# [EXERCISE OBJECTIVE]
In full and without deviation, write out the entries that follow.

# [SOURCE RECORDS]
▼▼▼
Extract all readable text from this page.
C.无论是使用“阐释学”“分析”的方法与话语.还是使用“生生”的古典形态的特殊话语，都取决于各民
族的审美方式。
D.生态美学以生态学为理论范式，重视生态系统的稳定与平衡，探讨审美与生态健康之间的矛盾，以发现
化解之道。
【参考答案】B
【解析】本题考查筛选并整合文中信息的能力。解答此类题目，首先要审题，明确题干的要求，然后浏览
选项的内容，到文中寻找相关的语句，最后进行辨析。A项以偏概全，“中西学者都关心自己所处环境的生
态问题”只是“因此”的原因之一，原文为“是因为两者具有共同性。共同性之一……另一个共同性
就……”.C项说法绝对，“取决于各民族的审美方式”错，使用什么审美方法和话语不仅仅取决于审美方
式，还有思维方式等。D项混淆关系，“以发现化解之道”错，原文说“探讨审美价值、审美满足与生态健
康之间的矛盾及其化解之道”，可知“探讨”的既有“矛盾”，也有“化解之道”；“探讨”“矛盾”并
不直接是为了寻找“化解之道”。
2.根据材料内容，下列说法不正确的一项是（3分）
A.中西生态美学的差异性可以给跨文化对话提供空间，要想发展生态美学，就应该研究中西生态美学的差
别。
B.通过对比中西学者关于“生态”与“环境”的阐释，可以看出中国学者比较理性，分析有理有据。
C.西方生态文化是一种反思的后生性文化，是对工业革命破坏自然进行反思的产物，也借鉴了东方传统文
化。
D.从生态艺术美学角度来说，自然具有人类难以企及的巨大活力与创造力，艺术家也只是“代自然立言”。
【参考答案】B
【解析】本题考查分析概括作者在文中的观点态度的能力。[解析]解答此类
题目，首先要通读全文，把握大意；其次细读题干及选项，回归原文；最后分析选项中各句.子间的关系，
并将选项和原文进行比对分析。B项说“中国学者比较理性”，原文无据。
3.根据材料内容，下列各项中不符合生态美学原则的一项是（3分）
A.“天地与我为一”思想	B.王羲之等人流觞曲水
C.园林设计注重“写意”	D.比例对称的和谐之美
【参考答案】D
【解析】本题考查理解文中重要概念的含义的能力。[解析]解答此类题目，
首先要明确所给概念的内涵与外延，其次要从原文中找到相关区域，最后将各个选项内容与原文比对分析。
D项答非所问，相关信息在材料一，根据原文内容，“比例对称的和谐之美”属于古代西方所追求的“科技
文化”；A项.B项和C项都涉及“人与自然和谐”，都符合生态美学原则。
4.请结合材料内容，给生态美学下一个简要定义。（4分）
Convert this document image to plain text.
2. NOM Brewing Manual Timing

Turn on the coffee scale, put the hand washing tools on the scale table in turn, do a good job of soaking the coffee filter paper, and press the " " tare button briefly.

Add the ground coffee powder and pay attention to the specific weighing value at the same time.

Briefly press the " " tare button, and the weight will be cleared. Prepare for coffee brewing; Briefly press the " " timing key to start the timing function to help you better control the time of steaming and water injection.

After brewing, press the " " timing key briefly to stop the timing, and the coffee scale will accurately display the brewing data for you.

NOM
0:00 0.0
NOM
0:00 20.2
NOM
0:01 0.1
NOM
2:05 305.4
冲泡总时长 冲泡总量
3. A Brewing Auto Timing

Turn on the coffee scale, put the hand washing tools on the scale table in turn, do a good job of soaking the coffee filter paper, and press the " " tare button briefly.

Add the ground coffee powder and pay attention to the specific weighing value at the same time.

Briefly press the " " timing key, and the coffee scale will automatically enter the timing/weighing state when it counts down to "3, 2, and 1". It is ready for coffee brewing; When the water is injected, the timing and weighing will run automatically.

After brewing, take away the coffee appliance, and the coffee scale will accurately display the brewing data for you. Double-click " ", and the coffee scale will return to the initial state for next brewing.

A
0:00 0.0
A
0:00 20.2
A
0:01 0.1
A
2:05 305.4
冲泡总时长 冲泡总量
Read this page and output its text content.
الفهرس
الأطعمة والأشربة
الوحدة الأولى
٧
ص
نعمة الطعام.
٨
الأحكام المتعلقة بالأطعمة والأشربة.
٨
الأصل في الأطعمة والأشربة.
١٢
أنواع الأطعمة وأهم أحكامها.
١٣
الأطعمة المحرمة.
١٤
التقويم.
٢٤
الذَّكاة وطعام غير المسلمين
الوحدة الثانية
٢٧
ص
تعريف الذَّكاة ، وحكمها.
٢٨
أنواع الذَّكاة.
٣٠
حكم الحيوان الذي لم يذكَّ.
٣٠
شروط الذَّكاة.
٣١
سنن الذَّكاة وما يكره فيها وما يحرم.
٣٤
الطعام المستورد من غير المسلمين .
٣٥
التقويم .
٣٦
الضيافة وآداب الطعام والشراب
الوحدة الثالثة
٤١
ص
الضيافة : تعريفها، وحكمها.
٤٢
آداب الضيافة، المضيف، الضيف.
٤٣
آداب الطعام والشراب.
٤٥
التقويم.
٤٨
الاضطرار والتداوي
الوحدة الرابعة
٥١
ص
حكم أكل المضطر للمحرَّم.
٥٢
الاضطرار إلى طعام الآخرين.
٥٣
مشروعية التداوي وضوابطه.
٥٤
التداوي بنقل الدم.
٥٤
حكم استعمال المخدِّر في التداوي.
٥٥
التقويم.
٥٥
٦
▲▲▲
# [PROBLEM SOLUTION]
Extract all readable text from this page.
C.无论是使用“阐释学”“分析”的方法与话语.还是使用“生生”的古典形态的特殊话语，都取决于各民
族的审美方式。
D.生态美学以生态学为理论范式，重视生态系统的稳定与平衡，探讨审美与生态健康之间的矛盾，以发现
化解之道。
【参考答案】B
【解析】本题考查筛选并整合文中信息的能力。解答此类题目，首先要审题，明确题干的要求，然后浏览
选项的内容，到文中寻找相关的语句，最后进行辨析。A项以偏概全，“中西学者都关心自己所处环境的生
态问题”只是“因此”的原因之一，原文为“是因为两者具有共同性。共同性之一……另一个共同性
就……”.C项说法绝对，“取决于各民族的审美方式”错，使用什么审美方法和话语不仅仅取决于审美方
式，还有思维方式等。D项混淆关系，“以发现化解之道”错，原文说“探讨审美价值、审美满足与生态健
康之间的矛盾及其化解之道”，可知“探讨”的既有“矛盾”，也有“化解之道”；“探讨”“矛盾”并
不直接是为了寻找“化解之道”。
2.根据材料内容，下列说法不正确的一项是（3分）
A.中西生态美学的差异性可以给跨文化对话提供空间，要想发展生态美学，就应该研究中西生态美学的差
别。
B.通过对比中西学者关于“生态”与“环境”的阐释，可以看出中国学者比较理性，分析有理有据。
C.西方生态文化是一种反思的后生性文化，是对工业革命破坏自然进行反思的产物，也借鉴了东方传统文
化。
D.从生态艺术美学角度来说，自然具有人类难以企及的巨大活力与创造力，艺术家也只是“代自然立言”。
【参考答案】B
【解析】本题考查分析概括作者在文中的观点态度的能力。[解析]解答此类
题目，首先要通读全文，把握大意；其次细读题干及选项，回归原文；最后分析选项中各句.子间的关系，
并将选项和原文进行比对分析。B项说“中国学者比较理性”，原文无据。
3.根据材料内容，下列各项中不符合生态美学原则的一项是（3分）
A.“天地与我为一”思想	B.王羲之等人流觞曲水
C.园林设计注重“写意”	D.比例对称的和谐之美
【参考答案】D
【解析】本题考查理解文中重要概念的含义的能力。[解析]解答此类题目，
首先要明确所给概念的内涵与外延，其次要从原文中找到相关区域，最后将各个选项内容与原文比对分析。
D项答非所问，相关信息在材料一，根据原文内容，“比例对称的和谐之美”属于古代西方所追求的“科技
文化”；A项.B项和C项都涉及“人与自然和谐”，都符合生态美学原则。
4.请结合材料内容，给生态美学下一个简要定义。（4分）
Convert this document image to plain text.
2. NOM Brewing Manual Timing

Turn on the coffee scale, put the hand washing tools on the scale table in turn, do a good job of soaking the coffee filter paper, and press the " " tare button briefly.

Add the ground coffee powder and pay attention to the specific weighing value at the same time.

Briefly press the " " tare button, and the weight will be cleared. Prepare for coffee brewing; Briefly press the " " timing key to start the timing function to help you better control the time of steaming and water injection.

After brewing, press the " " timing key briefly to stop the timing, and the coffee scale will accurately display the brewing data for you.

NOM
0:00 0.0
NOM
0:00 20.2
NOM
0:01 0.1
NOM
2:05 305.4
冲泡总时长 冲泡总量
3. A Brewing Auto Timing

Turn on the coffee scale, put the hand washing tools on the scale table in turn, do a good job of soaking the coffee filter paper, and press the " " tare button briefly.

Add the ground coffee powder and pay attention to the specific weighing value at the same time.

Briefly press the " " timing key, and the coffee scale will automatically enter the timing/weighing state when it counts down to "3, 2, and 1". It is ready for coffee brewing; When the water is injected, the timing and weighing will run automatically.

After brewing, take away the coffee appliance, and the coffee scale will accurately display the brewing data for you. Double-click " ", and the coffee scale will return to the initial state for next brewing.

A
0:00 0.0
A
0:00 20.2
A
0:01 0.1
A
2:05 305.4
冲泡总时长 冲泡总量
Read this page and output its text content.
الفهرس
الأطعمة والأشربة
الوحدة الأولى
٧
ص
نعمة الطعام.
٨
الأحكام المتعلقة بالأطعمة والأشربة.
٨
الأصل في الأطعمة والأشربة.
١٢
أنواع الأطعمة وأهم أحكامها.
١٣
الأطعمة المحرمة.
١٤
التقويم.
٢٤
الذَّكاة وطعام غير المسلمين
الوحدة الثانية
٢٧
ص
تعريف الذَّكاة ، وحكمها.
٢٨
أنواع الذَّكاة.
٣٠
حكم الحيوان الذي لم يذكَّ.
٣٠
شروط الذَّكاة.
٣١
سنن الذَّكاة وما يكره فيها وما يحرم.
٣٤
الطعام المستورد من غير المسلمين .
٣٥
التقويم .
٣٦
الضيافة وآداب الطعام والشراب
الوحدة الثالثة
٤١
ص
الضيافة : تعريفها، وحكمها.
٤٢
آداب الضيافة، المضيف، الضيف.
٤٣
آداب الطعام والشراب.
٤٥
التقويم.
٤٨
الاضطرار والتداوي
الوحدة الرابعة
٥١
ص
حكم أكل المضطر للمحرَّم.
٥٢
الاضطرار إلى طعام الآخرين.
٥٣
مشروعية التداوي وضوابطه.
٥٤
التداوي بنقل الدم.
٥٤
حكم استعمال المخدِّر في التداوي.
٥٥
التقويم.
٥٥
٦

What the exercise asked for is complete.